[start of Listed records]

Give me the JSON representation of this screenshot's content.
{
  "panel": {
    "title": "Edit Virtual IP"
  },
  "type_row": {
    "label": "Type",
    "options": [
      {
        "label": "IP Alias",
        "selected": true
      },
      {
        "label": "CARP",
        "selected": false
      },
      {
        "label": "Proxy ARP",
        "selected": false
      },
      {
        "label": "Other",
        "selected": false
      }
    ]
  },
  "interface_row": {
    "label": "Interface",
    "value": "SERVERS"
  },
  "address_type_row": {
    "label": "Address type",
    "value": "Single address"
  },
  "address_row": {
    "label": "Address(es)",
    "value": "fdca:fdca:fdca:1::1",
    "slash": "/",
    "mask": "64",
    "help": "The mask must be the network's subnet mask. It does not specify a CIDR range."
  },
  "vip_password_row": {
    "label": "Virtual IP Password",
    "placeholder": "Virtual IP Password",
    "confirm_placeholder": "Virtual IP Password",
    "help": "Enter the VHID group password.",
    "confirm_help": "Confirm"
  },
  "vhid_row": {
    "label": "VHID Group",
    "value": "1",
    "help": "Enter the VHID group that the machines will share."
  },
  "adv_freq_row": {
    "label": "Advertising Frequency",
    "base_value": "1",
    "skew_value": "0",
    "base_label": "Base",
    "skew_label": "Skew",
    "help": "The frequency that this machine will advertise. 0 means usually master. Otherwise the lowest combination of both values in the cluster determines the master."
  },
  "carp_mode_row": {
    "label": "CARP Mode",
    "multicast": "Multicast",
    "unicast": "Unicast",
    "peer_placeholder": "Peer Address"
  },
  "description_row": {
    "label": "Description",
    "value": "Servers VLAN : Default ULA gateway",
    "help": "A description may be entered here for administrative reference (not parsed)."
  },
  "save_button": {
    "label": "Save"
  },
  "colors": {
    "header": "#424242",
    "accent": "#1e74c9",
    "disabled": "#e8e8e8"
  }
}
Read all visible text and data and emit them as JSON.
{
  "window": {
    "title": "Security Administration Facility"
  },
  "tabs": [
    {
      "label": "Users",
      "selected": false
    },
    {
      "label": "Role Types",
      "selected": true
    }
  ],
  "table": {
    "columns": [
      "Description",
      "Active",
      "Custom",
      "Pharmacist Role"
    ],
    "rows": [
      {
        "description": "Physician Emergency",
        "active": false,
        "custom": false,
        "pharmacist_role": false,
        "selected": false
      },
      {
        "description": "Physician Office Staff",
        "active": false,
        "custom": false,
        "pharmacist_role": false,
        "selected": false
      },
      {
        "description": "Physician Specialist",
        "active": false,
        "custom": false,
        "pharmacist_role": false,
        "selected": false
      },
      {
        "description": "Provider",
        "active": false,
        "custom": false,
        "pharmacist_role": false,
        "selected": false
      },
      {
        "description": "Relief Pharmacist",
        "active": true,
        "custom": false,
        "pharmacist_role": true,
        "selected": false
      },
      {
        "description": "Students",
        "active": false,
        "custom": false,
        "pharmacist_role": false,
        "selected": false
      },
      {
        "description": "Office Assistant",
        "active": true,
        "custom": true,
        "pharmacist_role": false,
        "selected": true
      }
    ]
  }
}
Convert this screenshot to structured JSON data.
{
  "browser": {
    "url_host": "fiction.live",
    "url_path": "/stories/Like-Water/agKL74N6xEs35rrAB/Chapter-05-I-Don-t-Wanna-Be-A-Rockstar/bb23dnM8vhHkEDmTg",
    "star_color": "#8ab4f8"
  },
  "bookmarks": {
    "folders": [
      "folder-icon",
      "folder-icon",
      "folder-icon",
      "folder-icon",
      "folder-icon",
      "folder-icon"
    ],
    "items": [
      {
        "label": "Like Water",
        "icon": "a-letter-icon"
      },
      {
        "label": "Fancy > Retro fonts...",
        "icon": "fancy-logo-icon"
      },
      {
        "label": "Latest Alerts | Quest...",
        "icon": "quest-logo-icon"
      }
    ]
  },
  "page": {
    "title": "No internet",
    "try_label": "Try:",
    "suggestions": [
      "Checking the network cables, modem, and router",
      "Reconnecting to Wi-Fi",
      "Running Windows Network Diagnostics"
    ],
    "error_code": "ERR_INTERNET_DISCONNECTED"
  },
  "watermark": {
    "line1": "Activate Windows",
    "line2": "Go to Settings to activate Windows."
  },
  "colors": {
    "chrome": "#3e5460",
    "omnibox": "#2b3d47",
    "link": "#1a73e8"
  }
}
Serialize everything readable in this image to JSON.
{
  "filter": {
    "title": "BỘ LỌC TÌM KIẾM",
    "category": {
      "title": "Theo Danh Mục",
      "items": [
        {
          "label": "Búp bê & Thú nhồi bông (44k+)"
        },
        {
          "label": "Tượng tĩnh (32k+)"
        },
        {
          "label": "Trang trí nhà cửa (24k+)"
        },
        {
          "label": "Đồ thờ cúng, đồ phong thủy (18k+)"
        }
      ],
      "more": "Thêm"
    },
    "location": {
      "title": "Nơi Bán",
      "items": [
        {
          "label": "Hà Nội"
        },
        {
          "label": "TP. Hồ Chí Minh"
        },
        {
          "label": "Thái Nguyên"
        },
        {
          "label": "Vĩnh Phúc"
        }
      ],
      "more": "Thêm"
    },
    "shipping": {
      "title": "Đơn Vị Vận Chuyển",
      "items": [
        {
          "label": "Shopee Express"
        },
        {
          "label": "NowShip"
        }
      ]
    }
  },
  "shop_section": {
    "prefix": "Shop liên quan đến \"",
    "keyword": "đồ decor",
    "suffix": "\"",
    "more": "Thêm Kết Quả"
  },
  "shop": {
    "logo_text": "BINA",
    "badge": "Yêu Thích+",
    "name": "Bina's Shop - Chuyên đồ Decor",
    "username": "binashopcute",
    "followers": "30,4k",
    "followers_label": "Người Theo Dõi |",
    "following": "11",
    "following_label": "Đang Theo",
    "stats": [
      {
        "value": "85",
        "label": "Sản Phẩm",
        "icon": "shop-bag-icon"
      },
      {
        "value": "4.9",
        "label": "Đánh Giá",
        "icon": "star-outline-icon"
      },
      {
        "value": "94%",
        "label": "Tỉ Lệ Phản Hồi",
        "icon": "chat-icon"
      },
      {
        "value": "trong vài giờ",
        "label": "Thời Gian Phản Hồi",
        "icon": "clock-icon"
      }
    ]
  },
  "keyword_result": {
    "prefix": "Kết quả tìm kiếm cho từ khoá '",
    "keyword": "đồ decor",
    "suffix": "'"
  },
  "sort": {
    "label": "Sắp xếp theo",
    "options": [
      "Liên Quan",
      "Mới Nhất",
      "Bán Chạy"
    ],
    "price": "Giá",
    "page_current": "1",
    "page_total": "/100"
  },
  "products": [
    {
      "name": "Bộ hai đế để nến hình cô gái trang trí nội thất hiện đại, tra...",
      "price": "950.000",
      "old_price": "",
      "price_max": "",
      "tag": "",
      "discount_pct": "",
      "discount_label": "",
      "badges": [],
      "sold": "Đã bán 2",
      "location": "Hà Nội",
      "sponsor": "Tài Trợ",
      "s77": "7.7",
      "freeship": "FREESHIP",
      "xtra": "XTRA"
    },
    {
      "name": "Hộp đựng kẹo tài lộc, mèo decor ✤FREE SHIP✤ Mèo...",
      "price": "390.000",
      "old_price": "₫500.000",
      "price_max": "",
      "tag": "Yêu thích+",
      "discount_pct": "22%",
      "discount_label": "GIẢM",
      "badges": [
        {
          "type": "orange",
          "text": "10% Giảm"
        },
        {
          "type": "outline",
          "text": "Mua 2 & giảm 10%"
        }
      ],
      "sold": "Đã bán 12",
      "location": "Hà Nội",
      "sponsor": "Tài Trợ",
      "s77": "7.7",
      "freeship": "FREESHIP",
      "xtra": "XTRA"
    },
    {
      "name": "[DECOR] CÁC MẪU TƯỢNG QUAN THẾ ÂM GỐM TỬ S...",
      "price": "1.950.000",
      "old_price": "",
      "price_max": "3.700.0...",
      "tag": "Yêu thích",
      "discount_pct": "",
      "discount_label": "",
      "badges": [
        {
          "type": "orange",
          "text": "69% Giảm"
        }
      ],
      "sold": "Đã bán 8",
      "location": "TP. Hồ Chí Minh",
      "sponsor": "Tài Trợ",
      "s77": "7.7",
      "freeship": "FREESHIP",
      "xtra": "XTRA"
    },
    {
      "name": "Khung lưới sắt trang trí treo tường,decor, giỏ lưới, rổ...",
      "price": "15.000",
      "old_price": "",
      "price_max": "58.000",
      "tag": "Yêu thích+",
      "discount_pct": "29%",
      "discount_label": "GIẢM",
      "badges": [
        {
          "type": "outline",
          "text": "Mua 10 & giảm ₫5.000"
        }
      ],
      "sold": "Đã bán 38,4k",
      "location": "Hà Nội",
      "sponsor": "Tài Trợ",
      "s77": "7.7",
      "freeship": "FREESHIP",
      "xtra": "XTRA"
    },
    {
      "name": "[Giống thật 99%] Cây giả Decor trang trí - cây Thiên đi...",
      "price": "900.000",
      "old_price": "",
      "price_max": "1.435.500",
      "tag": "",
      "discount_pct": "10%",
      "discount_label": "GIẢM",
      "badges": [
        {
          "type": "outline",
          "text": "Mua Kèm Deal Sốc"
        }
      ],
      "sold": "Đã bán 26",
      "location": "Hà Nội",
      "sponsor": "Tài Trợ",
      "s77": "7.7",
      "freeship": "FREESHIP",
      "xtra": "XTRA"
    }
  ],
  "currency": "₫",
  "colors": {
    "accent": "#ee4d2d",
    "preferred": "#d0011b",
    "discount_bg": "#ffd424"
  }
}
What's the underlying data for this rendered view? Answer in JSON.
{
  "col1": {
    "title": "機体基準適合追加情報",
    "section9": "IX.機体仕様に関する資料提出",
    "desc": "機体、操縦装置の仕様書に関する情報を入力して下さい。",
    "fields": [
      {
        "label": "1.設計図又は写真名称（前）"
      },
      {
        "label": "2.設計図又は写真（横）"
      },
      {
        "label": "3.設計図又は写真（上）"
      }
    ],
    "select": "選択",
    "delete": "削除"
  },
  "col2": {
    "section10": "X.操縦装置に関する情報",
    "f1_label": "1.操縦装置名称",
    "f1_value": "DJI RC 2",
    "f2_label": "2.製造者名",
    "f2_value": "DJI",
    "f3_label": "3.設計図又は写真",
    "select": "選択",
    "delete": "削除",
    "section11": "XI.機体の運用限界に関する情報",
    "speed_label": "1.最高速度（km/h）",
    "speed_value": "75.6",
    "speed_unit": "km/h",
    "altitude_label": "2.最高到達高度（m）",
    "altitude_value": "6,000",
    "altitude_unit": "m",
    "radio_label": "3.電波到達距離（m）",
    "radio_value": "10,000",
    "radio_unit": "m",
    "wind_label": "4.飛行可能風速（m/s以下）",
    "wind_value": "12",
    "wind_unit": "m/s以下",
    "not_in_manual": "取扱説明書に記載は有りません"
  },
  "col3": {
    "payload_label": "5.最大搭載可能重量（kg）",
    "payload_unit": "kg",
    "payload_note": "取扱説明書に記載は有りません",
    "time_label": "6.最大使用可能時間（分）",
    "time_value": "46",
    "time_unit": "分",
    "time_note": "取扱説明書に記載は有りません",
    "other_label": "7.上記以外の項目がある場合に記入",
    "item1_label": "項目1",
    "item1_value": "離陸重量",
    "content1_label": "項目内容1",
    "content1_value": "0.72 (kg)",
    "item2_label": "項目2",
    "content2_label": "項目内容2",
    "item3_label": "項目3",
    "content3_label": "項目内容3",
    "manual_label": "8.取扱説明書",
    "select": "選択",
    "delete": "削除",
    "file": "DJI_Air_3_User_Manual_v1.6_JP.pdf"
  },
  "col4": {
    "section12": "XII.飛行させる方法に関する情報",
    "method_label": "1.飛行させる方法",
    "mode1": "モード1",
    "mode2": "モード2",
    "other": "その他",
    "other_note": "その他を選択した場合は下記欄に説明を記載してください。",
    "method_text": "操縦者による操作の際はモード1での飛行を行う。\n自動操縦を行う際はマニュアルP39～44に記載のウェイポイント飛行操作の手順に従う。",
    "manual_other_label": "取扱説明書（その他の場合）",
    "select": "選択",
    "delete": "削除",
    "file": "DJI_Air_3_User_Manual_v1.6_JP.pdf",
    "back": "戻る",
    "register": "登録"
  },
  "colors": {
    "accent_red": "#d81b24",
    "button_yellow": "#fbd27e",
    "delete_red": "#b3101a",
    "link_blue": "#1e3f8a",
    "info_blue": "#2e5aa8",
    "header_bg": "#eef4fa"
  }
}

[end of Listed records]

**Exercise task**
Which lines include the word "prefix"? Copy every one of them.

**Finished task**
    "prefix": "Shop liên quan đến \"",
    "prefix": "Kết quả tìm kiếm cho từ khoá '",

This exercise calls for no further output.